§ Written exercise: Some lines in the listing below may include the string "사순시기". How many are there? Give only the number.

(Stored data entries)
::::::::

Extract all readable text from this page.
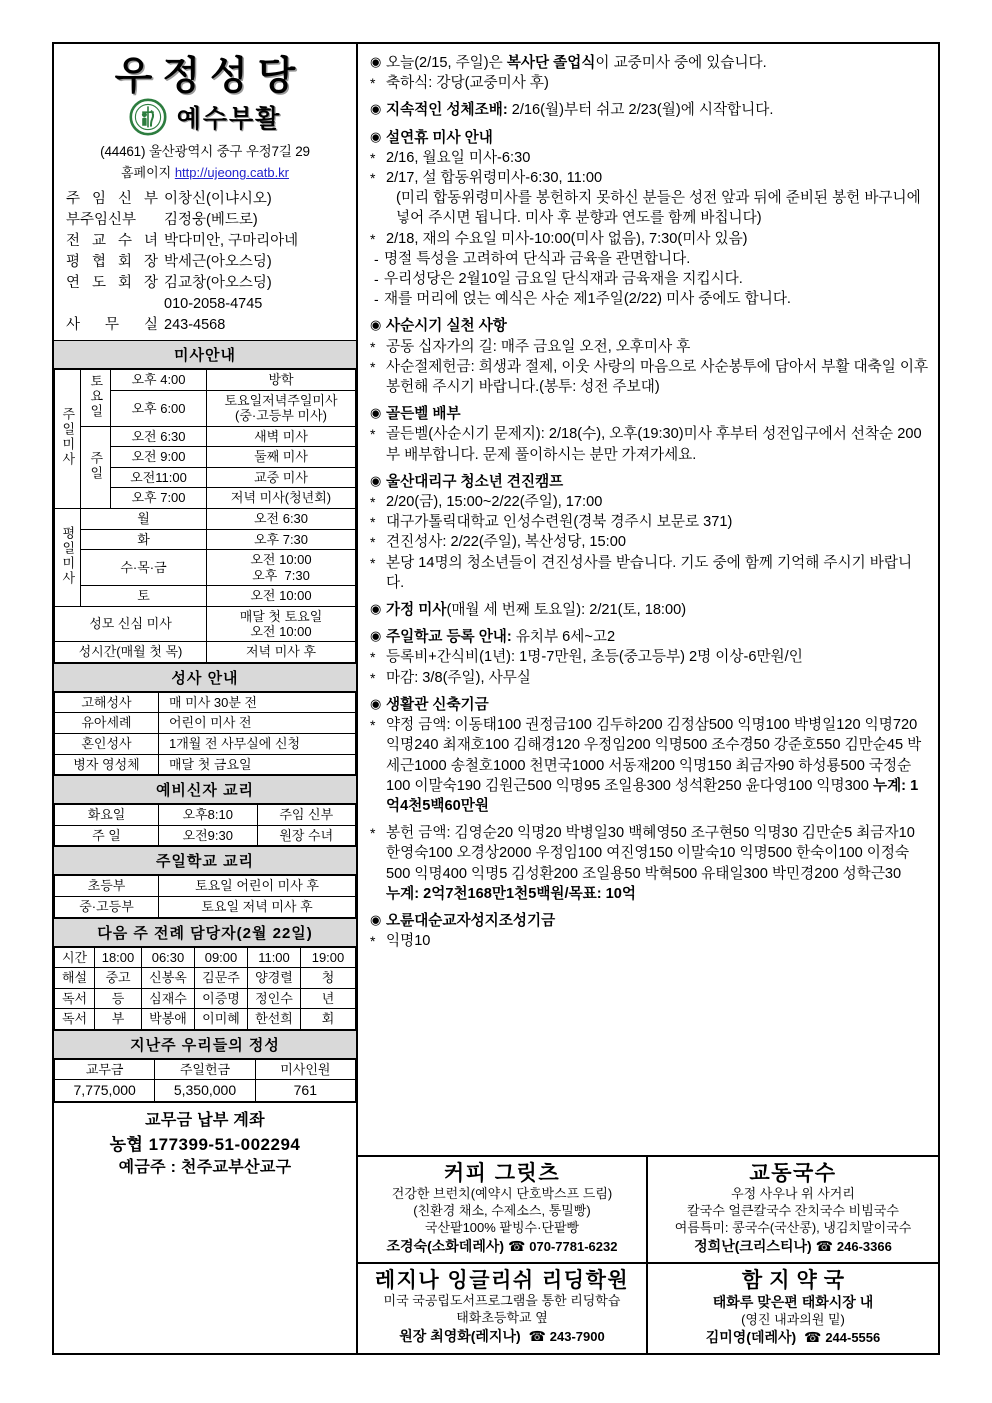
우정성당
예수부활
(44461) 울산광역시 중구 우정7길 29
홈페이지 http://ujeong.catb.kr
주 임 신 부 이창신(이냐시오)
부주임신부	김정웅(베드로)
전 교 수 녀 박다미안, 구마리아네
평 협 회 장 박세근(아오스딩)
연 도 회 장 김교창(아오스딩)
010-2058-4745
사 무 실 243-4568
미사안내
주일미사	토요일	오후 4:00	방학
		오후 6:00	토요일저녁주일미사
(중·고등부 미사)
	주일	오전 6:30	새벽 미사
		오전 9:00	둘째 미사
		오전11:00	교중 미사
		오후 7:00	저녁 미사(청년회)
평일미사	월		오전 6:30
	화		오후 7:30
	수·목·금		오전 10:00
오후  7:30
	토		오전 10:00
성모 신심 미사			매달 첫 토요일
오전 10:00
성시간(매월 첫 목)			저녁 미사 후
성사 안내
고해성사	매 미사 30분 전
유아세례	어린이 미사 전
혼인성사	1개월 전 사무실에 신청
병자 영성체	매달 첫 금요일
예비신자 교리
화요일	오후8:10	주임 신부
주 일	오전9:30	원장 수녀
주일학교 교리
초등부	토요일 어린이 미사 후
중·고등부	토요일 저녁 미사 후
다음 주 전례 담당자(2월 22일)
시간	18:00	06:30	09:00	11:00	19:00
해설	중고	신봉옥	김문주	양경렬	청
독서	등	심재수	이증명	정인수	년
독서	부	박봉애	이미혜	한선희	회
지난주 우리들의 정성
교무금	주일헌금	미사인원
7,775,000	5,350,000	761
교무금 납부 계좌
농협 177399-51-002294
예금주 : 천주교부산교구
◉ 오늘(2/15, 주일)은 복사단 졸업식이 교중미사 중에 있습니다.
* 축하식: 강당(교중미사 후)
◉ 지속적인 성체조배: 2/16(월)부터 쉬고 2/23(월)에 시작합니다.
◉ 설연휴 미사 안내
* 2/16, 월요일 미사-6:30
* 2/17, 설 합동위령미사-6:30, 11:00
(미리 합동위령미사를 봉헌하지 못하신 분들은 성전 앞과 뒤에 준비된 봉헌 바구니에 넣어 주시면 됩니다. 미사 후 분향과 연도를 함께 바칩니다)
* 2/18, 재의 수요일 미사-10:00(미사 없음), 7:30(미사 있음)
- 명절 특성을 고려하여 단식과 금육을 관면합니다.
- 우리성당은 2월10일 금요일 단식재과 금육재을 지킵시다.
- 재를 머리에 얹는 예식은 사순 제1주일(2/22) 미사 중에도 합니다.
◉ 사순시기 실천 사항
* 공동 십자가의 길: 매주 금요일 오전, 오후미사 후
* 사순절제헌금: 희생과 절제, 이웃 사랑의 마음으로 사순봉투에 담아서 부활 대축일 이후 봉헌해 주시기 바랍니다.(봉투: 성전 주보대)
◉ 골든벨 배부
* 골든벨(사순시기 문제지): 2/18(수), 오후(19:30)미사 후부터 성전입구에서 선착순 200부 배부합니다. 문제 풀이하시는 분만 가져가세요.
◉ 울산대리구 청소년 견진캠프
* 2/20(금), 15:00~2/22(주일), 17:00
* 대구가톨릭대학교 인성수련원(경북 경주시 보문로 371)
* 견진성사: 2/22(주일), 복산성당, 15:00
* 본당 14명의 청소년들이 견진성사를 받습니다. 기도 중에 함께 기억해 주시기 바랍니다.
◉ 가정 미사(매월 세 번째 토요일): 2/21(토, 18:00)
◉ 주일학교 등록 안내: 유치부 6세~고2
* 등록비+간식비(1년): 1명-7만원, 초등(중고등부) 2명 이상-6만원/인
* 마감: 3/8(주일), 사무실
◉ 생활관 신축기금
* 약정 금액: 이동태100 권정금100 김두하200 김정삼500 익명100 박병일120 익명720 익명240 최재호100 김해경120 우정임200 익명500 조수경50 강준호550 김만순45 박세근1000 송철호1000 천면국1000 서동재200 익명150 최금자90 하성룡500 국정순100 이말숙190 김원근500 익명95 조일용300 성석환250 윤다영100 익명300 누계: 1억4천5백60만원
* 봉헌 금액: 김영순20 익명20 박병일30 백혜영50 조구현50 익명30 김만순5 최금자10 한영숙100 오경상2000 우정임100 여진영150 이말숙10 익명500 한숙이100 이정숙500 익명400 익명5 김성환200 조일용50 박혁500 유태일300 박민경200 성학근30
누계: 2억7천168만1천5백원/목표: 10억
◉ 오륜대순교자성지조성기금
* 익명10
커피 그릿츠
건강한 브런치(예약시 단호박스프 드림)
(친환경 채소, 수제소스, 통밀빵)
국산팥100% 팥빙수·단팥빵
조경숙(소화데레사) ☎ 070-7781-6232
교동국수
우정 사우나 위 사거리
칼국수 얼큰칼국수 잔치국수 비빔국수
여름특미: 콩국수(국산콩), 냉김치말이국수
정희난(크리스티나) ☎ 246-3366
레지나 잉글리쉬 리딩학원
미국 국공립도서프로그램을 통한 리딩학습
태화초등학교 옆
원장 최영화(레지나) ☎ 243-7900
함지약국
태화루 맞은편 태화시장 내
(영진 내과의원 밑)
김미영(데레사) ☎ 244-5556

::::::::

§ Answer: 2